### GIVEN PROBLEM
Give the number of lines in the listing that hold the word "amplitude". Write nothing but that number.

==== DATA SECTION ====

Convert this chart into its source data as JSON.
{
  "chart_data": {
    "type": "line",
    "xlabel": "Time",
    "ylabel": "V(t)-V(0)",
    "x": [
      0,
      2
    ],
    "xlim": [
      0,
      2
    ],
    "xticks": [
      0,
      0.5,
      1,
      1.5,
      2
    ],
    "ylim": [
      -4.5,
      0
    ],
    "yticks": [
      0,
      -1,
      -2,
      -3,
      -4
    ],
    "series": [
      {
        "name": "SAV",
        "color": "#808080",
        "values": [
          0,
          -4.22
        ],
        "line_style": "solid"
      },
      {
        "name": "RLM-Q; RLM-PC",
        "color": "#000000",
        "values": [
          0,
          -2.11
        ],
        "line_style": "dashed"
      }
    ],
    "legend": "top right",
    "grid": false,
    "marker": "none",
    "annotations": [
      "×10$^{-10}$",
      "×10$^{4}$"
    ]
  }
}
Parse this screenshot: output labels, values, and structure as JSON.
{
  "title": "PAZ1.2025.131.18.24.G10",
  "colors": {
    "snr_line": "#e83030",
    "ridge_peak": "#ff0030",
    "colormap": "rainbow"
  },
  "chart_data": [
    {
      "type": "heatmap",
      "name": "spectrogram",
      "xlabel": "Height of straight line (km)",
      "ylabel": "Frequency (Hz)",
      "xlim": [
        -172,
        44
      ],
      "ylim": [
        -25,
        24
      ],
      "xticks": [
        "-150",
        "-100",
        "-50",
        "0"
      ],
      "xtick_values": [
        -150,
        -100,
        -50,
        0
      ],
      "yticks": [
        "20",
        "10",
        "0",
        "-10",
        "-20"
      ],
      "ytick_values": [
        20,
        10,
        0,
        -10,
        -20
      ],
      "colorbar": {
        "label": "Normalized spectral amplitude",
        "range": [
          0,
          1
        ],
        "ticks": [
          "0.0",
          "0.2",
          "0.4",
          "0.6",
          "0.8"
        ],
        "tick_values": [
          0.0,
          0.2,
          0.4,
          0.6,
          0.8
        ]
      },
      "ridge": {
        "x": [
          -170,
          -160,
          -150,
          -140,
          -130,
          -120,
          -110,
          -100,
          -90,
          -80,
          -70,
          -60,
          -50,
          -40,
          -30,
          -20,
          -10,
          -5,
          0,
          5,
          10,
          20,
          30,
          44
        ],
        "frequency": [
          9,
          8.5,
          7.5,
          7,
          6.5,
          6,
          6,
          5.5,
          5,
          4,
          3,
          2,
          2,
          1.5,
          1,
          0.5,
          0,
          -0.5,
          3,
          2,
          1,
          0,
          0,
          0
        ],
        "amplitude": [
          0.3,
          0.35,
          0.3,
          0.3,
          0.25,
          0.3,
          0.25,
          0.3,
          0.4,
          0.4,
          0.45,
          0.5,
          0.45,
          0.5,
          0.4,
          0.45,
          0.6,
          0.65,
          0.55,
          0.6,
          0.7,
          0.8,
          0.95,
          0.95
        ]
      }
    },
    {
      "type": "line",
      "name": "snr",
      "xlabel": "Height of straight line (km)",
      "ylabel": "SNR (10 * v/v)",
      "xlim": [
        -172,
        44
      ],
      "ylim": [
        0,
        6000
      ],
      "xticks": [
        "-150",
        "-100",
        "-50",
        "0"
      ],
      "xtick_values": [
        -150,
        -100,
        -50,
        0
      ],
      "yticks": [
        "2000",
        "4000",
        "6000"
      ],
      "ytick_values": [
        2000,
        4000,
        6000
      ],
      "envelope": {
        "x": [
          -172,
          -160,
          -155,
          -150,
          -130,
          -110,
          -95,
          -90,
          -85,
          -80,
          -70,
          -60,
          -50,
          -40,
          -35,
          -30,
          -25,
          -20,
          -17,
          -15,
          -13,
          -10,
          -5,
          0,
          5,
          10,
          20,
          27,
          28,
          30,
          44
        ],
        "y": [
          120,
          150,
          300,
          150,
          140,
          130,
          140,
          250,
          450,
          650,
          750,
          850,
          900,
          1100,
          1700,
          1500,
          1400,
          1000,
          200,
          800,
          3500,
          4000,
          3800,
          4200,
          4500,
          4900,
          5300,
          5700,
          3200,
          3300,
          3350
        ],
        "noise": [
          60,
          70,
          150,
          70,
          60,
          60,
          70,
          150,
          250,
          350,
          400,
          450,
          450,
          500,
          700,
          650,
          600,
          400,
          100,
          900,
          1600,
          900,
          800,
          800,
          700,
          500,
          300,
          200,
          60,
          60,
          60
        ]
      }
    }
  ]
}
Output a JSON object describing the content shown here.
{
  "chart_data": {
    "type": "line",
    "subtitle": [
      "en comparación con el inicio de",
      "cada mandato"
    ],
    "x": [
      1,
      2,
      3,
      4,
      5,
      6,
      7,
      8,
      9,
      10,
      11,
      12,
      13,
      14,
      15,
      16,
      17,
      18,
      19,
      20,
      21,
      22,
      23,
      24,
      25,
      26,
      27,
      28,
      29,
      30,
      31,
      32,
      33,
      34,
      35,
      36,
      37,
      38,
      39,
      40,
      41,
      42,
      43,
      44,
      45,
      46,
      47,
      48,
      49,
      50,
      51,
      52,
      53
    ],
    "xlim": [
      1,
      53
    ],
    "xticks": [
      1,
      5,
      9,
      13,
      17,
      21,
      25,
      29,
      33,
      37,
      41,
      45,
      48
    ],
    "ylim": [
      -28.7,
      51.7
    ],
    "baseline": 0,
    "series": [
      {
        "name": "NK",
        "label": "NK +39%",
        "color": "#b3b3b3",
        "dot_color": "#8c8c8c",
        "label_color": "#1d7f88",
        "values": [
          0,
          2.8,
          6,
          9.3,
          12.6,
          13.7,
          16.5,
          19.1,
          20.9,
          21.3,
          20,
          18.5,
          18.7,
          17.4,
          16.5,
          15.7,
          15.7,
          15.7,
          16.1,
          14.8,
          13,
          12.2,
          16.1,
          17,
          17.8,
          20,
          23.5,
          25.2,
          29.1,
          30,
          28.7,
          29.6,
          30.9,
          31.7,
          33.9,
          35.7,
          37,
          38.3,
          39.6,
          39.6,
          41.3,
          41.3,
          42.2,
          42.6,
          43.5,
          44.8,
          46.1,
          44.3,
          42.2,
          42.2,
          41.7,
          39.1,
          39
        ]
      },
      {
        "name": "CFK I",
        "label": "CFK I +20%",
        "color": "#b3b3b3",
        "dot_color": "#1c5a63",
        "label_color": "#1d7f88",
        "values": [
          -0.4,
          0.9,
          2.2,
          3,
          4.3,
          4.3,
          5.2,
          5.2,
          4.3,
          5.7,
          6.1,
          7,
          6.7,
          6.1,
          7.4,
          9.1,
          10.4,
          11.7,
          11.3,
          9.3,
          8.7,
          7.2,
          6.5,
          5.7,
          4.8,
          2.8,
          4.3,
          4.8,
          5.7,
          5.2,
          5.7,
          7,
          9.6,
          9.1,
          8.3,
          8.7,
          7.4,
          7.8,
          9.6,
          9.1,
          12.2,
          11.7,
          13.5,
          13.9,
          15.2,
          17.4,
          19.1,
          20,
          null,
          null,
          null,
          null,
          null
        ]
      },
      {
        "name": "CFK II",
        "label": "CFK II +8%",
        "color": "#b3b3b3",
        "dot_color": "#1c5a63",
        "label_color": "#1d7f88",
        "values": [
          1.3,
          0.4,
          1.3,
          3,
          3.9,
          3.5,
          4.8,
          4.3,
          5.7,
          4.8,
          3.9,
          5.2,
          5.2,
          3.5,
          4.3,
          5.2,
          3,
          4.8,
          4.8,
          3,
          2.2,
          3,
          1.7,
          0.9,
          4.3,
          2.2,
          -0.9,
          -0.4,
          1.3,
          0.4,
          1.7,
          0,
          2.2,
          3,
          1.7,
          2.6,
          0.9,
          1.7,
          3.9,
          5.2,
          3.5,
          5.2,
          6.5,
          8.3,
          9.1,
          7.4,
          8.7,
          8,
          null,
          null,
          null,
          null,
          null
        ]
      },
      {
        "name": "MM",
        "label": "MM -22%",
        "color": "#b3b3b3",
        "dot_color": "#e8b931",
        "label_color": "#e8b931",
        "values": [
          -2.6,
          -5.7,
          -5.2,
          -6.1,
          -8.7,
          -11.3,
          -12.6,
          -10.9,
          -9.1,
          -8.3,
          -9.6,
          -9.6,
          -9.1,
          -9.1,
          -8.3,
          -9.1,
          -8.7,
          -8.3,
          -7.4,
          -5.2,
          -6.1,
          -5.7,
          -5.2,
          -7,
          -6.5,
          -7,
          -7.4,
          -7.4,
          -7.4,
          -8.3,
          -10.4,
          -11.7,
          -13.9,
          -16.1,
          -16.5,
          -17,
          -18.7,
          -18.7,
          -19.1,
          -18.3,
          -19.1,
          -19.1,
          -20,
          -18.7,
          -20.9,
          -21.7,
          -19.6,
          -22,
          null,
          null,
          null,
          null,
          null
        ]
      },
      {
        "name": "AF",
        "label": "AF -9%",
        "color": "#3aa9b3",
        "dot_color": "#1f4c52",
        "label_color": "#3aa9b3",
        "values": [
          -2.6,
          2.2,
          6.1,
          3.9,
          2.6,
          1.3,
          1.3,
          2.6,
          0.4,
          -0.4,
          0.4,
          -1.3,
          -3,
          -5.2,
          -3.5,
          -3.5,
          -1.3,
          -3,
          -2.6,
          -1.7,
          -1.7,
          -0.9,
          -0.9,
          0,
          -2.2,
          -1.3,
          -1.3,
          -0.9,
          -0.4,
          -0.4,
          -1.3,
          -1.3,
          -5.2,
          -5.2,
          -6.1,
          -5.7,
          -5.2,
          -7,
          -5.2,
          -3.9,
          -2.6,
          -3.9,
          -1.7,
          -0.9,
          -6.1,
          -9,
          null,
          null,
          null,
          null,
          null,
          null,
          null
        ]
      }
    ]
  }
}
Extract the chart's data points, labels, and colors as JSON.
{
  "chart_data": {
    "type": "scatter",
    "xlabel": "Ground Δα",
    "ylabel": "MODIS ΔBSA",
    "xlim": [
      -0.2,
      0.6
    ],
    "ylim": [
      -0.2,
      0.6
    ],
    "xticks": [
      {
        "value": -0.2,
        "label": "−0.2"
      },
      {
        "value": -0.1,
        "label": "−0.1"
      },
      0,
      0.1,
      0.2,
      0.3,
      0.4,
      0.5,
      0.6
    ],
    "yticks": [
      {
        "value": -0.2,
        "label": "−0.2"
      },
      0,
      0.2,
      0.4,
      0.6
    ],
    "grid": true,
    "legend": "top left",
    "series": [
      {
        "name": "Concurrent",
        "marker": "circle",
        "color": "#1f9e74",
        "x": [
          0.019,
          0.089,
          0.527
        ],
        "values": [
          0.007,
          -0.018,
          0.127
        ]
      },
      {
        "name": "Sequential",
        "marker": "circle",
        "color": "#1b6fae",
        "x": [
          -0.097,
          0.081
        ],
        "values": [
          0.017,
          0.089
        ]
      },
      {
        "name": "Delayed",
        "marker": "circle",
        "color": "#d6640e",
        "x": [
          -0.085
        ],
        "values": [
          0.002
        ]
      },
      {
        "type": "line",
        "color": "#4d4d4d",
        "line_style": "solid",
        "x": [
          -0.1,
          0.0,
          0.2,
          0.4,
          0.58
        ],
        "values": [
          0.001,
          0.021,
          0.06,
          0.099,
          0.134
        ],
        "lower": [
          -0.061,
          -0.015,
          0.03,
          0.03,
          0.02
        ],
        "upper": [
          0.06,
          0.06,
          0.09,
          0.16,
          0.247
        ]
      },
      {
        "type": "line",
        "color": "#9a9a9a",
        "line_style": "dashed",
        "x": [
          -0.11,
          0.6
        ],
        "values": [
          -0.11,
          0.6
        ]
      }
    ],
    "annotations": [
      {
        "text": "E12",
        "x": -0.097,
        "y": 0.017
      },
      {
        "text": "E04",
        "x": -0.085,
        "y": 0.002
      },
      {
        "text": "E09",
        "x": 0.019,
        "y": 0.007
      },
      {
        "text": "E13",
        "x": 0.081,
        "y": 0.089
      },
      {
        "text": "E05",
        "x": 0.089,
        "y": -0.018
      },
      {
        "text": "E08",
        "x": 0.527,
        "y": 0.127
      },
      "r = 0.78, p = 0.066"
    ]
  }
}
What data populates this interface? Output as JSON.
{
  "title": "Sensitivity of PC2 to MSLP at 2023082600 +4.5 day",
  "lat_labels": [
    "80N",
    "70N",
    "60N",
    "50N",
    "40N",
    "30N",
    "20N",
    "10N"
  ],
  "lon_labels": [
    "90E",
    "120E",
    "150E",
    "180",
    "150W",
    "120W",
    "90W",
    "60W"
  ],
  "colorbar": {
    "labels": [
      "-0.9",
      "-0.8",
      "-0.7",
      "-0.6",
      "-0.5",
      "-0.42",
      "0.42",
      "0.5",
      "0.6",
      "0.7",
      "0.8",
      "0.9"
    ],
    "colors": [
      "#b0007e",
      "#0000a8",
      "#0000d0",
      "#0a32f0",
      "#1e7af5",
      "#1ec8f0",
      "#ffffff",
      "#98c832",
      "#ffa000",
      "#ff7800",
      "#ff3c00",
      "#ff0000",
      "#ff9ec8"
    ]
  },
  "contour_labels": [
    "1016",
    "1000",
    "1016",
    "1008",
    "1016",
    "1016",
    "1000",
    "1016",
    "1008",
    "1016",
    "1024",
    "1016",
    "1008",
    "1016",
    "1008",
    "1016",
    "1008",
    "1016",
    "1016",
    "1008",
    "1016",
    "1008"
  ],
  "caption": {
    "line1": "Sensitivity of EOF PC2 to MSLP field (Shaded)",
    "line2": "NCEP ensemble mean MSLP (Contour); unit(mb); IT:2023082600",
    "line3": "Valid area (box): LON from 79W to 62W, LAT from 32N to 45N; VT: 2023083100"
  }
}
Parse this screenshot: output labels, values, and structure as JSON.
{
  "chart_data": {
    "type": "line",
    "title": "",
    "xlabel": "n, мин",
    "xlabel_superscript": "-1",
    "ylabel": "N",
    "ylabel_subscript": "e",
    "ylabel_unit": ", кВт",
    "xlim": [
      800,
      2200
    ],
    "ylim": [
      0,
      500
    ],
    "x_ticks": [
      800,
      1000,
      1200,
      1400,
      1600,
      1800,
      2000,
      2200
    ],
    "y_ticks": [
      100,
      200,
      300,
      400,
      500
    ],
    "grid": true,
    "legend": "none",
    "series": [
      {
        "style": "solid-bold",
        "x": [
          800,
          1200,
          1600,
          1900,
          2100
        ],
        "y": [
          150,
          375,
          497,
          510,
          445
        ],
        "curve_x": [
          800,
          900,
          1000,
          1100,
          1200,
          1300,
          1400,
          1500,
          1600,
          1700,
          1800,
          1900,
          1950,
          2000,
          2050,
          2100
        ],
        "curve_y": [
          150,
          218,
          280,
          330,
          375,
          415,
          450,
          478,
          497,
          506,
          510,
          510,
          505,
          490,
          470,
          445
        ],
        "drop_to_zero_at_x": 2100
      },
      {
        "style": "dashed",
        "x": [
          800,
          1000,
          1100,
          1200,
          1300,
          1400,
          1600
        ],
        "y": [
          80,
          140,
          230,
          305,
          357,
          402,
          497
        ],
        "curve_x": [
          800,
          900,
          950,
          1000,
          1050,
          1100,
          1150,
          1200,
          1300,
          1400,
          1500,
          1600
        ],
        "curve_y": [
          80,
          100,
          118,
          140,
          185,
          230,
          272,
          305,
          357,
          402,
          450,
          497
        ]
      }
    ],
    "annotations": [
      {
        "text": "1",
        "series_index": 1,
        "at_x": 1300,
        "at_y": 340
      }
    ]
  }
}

====

### THE RESULT
2